◆ **DATASET CONTENT**:

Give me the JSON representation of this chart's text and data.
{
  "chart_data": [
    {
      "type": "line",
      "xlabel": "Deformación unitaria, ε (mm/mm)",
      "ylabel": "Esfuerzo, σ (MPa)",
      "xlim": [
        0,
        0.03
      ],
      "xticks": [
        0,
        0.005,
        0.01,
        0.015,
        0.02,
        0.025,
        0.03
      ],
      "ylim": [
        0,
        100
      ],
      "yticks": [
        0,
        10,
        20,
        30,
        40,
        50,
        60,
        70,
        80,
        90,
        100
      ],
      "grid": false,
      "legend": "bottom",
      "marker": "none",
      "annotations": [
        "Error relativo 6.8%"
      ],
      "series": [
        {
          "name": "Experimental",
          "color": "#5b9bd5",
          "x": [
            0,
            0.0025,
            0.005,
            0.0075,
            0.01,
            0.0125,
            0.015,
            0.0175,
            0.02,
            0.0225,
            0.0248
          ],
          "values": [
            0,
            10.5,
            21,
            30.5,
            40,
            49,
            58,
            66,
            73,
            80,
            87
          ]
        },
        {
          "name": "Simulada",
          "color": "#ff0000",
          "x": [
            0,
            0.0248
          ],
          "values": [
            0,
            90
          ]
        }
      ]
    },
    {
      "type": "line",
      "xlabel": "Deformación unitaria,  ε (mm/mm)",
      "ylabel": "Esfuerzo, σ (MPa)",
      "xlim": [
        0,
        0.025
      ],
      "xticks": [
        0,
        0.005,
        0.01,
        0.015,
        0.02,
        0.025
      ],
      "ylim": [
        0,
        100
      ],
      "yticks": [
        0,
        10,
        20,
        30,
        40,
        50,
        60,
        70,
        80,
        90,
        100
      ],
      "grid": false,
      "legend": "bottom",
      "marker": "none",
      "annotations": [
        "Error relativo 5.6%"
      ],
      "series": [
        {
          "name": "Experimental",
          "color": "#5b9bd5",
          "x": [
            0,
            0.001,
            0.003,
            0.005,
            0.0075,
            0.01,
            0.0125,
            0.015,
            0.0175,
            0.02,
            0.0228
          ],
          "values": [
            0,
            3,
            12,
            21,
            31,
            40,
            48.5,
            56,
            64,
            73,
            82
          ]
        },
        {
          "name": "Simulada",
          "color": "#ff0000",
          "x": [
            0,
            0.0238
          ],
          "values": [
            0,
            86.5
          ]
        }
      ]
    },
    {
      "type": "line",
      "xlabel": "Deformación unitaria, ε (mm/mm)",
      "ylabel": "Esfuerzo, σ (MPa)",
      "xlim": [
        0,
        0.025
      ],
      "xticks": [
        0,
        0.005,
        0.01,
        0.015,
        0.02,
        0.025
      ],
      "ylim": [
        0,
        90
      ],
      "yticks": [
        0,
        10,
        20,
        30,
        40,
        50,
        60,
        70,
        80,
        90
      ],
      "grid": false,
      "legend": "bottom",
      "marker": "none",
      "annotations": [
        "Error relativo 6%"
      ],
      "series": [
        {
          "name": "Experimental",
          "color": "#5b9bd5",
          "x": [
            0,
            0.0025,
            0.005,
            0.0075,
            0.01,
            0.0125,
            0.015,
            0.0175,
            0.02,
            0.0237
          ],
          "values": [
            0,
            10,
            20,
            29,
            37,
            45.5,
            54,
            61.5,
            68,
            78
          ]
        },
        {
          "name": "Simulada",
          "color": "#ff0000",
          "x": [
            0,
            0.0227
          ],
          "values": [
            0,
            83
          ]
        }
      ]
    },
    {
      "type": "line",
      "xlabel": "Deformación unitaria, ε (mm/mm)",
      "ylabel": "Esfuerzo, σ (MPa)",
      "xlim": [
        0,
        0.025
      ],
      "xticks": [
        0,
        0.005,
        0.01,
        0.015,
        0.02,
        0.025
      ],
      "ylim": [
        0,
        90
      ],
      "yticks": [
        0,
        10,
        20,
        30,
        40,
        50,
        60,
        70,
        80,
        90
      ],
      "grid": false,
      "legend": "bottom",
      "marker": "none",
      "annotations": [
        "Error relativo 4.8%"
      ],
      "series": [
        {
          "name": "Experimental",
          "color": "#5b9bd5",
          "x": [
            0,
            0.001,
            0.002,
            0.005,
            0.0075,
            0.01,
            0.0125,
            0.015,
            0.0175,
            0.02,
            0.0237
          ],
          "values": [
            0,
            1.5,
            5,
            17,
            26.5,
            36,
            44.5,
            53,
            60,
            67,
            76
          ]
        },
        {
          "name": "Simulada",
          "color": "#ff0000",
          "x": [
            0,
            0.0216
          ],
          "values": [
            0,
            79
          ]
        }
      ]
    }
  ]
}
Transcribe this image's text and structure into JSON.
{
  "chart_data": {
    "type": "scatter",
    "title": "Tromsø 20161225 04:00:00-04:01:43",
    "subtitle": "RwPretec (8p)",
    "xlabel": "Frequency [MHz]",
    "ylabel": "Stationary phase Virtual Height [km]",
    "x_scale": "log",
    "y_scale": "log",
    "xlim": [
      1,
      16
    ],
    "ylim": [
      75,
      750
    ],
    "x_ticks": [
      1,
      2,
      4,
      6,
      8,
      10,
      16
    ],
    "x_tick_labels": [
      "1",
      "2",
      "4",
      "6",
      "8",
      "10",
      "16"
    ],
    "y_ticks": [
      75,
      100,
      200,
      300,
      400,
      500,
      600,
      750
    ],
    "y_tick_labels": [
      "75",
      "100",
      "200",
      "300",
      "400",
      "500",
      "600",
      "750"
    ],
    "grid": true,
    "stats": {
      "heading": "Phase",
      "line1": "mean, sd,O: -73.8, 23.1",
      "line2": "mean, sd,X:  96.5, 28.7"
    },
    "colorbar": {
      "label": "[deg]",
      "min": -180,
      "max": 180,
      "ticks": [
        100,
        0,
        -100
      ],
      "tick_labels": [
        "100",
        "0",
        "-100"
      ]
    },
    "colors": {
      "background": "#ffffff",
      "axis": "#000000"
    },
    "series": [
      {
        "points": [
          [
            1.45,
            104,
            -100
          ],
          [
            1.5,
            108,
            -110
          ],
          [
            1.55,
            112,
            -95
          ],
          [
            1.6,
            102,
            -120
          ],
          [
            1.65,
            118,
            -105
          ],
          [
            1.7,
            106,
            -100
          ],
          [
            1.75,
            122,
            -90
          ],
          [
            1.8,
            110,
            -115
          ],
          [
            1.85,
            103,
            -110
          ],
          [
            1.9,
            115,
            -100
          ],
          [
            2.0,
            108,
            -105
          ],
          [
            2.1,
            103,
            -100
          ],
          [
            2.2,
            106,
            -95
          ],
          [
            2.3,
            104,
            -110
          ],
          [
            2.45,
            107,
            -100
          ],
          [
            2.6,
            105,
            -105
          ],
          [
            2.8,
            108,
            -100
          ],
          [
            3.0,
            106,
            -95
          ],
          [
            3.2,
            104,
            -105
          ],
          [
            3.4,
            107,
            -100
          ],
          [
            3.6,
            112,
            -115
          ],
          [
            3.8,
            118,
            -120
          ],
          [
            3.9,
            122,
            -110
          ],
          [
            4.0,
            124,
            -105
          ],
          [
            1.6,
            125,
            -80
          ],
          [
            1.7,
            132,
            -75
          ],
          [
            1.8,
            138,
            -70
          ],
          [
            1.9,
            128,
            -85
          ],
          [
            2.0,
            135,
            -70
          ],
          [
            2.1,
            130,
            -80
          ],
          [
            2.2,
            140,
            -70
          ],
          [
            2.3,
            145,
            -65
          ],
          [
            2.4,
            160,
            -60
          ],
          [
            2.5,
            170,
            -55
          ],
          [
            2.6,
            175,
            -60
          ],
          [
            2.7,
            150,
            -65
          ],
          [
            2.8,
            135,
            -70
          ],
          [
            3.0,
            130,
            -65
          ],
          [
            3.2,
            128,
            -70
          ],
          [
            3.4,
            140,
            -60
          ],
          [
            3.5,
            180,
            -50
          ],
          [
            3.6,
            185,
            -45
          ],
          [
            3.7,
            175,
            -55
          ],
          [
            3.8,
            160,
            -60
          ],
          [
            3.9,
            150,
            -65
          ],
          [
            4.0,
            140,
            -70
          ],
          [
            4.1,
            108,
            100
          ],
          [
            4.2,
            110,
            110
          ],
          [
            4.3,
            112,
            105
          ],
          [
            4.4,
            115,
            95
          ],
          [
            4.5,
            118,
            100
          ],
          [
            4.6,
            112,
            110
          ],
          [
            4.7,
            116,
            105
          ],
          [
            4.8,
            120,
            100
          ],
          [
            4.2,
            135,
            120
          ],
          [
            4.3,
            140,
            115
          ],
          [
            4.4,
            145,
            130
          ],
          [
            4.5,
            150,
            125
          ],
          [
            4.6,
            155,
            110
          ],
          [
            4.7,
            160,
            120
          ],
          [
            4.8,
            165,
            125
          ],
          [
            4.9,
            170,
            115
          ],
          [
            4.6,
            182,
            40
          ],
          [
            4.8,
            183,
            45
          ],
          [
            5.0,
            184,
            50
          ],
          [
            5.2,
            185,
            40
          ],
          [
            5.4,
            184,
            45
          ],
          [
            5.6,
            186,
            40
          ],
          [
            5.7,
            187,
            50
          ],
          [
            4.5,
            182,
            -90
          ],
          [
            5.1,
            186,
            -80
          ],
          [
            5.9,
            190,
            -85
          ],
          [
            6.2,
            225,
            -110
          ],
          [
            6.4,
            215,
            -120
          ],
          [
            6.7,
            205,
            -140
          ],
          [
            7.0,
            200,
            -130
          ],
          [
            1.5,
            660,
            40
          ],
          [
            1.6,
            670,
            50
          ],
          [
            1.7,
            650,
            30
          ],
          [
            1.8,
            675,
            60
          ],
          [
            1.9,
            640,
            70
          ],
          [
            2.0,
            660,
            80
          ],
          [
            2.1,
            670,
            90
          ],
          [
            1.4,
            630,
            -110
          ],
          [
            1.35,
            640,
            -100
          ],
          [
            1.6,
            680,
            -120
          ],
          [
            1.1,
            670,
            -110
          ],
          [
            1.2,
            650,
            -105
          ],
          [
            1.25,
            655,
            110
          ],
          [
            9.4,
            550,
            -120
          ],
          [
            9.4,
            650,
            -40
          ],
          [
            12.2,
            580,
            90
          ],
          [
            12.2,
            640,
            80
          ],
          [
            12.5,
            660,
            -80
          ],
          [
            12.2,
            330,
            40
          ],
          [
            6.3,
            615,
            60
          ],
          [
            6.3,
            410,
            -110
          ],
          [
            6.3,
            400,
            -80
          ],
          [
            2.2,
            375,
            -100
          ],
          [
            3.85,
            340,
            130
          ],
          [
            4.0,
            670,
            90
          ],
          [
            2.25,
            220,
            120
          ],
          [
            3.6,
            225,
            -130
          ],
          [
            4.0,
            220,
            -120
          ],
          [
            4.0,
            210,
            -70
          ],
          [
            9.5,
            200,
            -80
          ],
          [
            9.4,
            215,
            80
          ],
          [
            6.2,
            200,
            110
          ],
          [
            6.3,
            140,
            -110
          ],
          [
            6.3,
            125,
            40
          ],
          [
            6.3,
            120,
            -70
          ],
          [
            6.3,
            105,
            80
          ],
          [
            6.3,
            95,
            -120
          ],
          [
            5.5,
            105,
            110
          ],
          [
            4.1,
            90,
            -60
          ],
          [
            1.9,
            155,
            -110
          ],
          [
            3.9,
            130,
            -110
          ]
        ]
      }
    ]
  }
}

◆ **STATED PROBLEM**: Make a copy of each line that contains the string "Error".

◆ **RESULT FOR THIS TASK**:
        "Error relativo 6.8%"
        "Error relativo 5.6%"
        "Error relativo 6%"
        "Error relativo 4.8%"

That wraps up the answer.